(Some records)
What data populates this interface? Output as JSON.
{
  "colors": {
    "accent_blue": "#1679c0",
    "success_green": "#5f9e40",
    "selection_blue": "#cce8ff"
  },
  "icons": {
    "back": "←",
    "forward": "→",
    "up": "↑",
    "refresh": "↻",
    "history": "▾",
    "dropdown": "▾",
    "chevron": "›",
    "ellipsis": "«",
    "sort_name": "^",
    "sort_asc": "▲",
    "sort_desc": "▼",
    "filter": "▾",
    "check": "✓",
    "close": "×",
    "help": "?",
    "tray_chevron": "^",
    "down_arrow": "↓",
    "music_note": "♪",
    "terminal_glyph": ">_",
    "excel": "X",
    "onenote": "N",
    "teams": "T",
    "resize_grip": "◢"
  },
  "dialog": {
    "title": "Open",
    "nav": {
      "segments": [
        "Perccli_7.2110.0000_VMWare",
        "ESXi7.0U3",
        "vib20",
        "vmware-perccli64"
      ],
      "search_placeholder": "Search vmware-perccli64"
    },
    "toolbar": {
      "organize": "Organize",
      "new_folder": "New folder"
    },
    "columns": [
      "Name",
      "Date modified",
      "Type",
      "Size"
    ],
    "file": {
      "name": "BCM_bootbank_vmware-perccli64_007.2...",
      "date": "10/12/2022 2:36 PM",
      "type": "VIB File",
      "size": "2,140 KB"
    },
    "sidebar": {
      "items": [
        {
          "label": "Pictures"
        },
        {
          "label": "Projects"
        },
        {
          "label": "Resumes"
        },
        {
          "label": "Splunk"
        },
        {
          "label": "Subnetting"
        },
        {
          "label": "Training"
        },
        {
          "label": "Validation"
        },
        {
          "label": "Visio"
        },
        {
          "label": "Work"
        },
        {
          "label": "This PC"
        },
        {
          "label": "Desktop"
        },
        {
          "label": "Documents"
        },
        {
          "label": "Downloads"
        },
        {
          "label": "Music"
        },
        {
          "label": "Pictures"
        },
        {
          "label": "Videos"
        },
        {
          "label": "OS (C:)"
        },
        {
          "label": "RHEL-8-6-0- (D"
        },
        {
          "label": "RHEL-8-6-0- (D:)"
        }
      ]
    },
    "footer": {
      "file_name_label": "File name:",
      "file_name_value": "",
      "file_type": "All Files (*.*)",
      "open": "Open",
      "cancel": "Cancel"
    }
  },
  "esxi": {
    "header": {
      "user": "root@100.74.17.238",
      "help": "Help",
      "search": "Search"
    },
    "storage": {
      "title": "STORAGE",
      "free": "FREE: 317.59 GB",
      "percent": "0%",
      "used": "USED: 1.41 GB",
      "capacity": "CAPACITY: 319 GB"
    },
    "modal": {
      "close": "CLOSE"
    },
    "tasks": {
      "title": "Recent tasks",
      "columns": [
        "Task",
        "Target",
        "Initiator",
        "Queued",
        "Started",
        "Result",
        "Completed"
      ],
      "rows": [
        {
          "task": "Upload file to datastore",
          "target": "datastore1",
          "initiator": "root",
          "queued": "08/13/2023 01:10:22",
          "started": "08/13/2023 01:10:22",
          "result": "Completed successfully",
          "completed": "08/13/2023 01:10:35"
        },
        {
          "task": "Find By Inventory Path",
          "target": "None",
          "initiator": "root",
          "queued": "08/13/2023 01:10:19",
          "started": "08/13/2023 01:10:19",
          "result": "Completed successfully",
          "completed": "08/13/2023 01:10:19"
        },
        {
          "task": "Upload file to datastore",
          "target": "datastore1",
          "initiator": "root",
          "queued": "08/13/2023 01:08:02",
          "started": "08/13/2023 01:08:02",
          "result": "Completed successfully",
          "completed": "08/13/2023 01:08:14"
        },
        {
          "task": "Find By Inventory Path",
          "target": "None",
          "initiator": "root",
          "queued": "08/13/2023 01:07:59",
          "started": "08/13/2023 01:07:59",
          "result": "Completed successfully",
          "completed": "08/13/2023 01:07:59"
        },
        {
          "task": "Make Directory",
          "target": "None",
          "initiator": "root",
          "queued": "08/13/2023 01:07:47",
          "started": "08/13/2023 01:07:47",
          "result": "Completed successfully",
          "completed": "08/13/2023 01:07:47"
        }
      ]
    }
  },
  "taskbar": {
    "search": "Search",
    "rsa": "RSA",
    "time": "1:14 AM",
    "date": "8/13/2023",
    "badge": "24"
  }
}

#### TASK PROMPT
Extract all the material, leaving every line as it is.

#### SOLUTION TO THIS EXERCISE
What data populates this interface? Output as JSON.
{
  "colors": {
    "accent_blue": "#1679c0",
    "success_green": "#5f9e40",
    "selection_blue": "#cce8ff"
  },
  "icons": {
    "back": "←",
    "forward": "→",
    "up": "↑",
    "refresh": "↻",
    "history": "▾",
    "dropdown": "▾",
    "chevron": "›",
    "ellipsis": "«",
    "sort_name": "^",
    "sort_asc": "▲",
    "sort_desc": "▼",
    "filter": "▾",
    "check": "✓",
    "close": "×",
    "help": "?",
    "tray_chevron": "^",
    "down_arrow": "↓",
    "music_note": "♪",
    "terminal_glyph": ">_",
    "excel": "X",
    "onenote": "N",
    "teams": "T",
    "resize_grip": "◢"
  },
  "dialog": {
    "title": "Open",
    "nav": {
      "segments": [
        "Perccli_7.2110.0000_VMWare",
        "ESXi7.0U3",
        "vib20",
        "vmware-perccli64"
      ],
      "search_placeholder": "Search vmware-perccli64"
    },
    "toolbar": {
      "organize": "Organize",
      "new_folder": "New folder"
    },
    "columns": [
      "Name",
      "Date modified",
      "Type",
      "Size"
    ],
    "file": {
      "name": "BCM_bootbank_vmware-perccli64_007.2...",
      "date": "10/12/2022 2:36 PM",
      "type": "VIB File",
      "size": "2,140 KB"
    },
    "sidebar": {
      "items": [
        {
          "label": "Pictures"
        },
        {
          "label": "Projects"
        },
        {
          "label": "Resumes"
        },
        {
          "label": "Splunk"
        },
        {
          "label": "Subnetting"
        },
        {
          "label": "Training"
        },
        {
          "label": "Validation"
        },
        {
          "label": "Visio"
        },
        {
          "label": "Work"
        },
        {
          "label": "This PC"
        },
        {
          "label": "Desktop"
        },
        {
          "label": "Documents"
        },
        {
          "label": "Downloads"
        },
        {
          "label": "Music"
        },
        {
          "label": "Pictures"
        },
        {
          "label": "Videos"
        },
        {
          "label": "OS (C:)"
        },
        {
          "label": "RHEL-8-6-0- (D"
        },
        {
          "label": "RHEL-8-6-0- (D:)"
        }
      ]
    },
    "footer": {
      "file_name_label": "File name:",
      "file_name_value": "",
      "file_type": "All Files (*.*)",
      "open": "Open",
      "cancel": "Cancel"
    }
  },
  "esxi": {
    "header": {
      "user": "root@100.74.17.238",
      "help": "Help",
      "search": "Search"
    },
    "storage": {
      "title": "STORAGE",
      "free": "FREE: 317.59 GB",
      "percent": "0%",
      "used": "USED: 1.41 GB",
      "capacity": "CAPACITY: 319 GB"
    },
    "modal": {
      "close": "CLOSE"
    },
    "tasks": {
      "title": "Recent tasks",
      "columns": [
        "Task",
        "Target",
        "Initiator",
        "Queued",
        "Started",
        "Result",
        "Completed"
      ],
      "rows": [
        {
          "task": "Upload file to datastore",
          "target": "datastore1",
          "initiator": "root",
          "queued": "08/13/2023 01:10:22",
          "started": "08/13/2023 01:10:22",
          "result": "Completed successfully",
          "completed": "08/13/2023 01:10:35"
        },
        {
          "task": "Find By Inventory Path",
          "target": "None",
          "initiator": "root",
          "queued": "08/13/2023 01:10:19",
          "started": "08/13/2023 01:10:19",
          "result": "Completed successfully",
          "completed": "08/13/2023 01:10:19"
        },
        {
          "task": "Upload file to datastore",
          "target": "datastore1",
          "initiator": "root",
          "queued": "08/13/2023 01:08:02",
          "started": "08/13/2023 01:08:02",
          "result": "Completed successfully",
          "completed": "08/13/2023 01:08:14"
        },
        {
          "task": "Find By Inventory Path",
          "target": "None",
          "initiator": "root",
          "queued": "08/13/2023 01:07:59",
          "started": "08/13/2023 01:07:59",
          "result": "Completed successfully",
          "completed": "08/13/2023 01:07:59"
        },
        {
          "task": "Make Directory",
          "target": "None",
          "initiator": "root",
          "queued": "08/13/2023 01:07:47",
          "started": "08/13/2023 01:07:47",
          "result": "Completed successfully",
          "completed": "08/13/2023 01:07:47"
        }
      ]
    }
  },
  "taskbar": {
    "search": "Search",
    "rsa": "RSA",
    "time": "1:14 AM",
    "date": "8/13/2023",
    "badge": "24"
  }
}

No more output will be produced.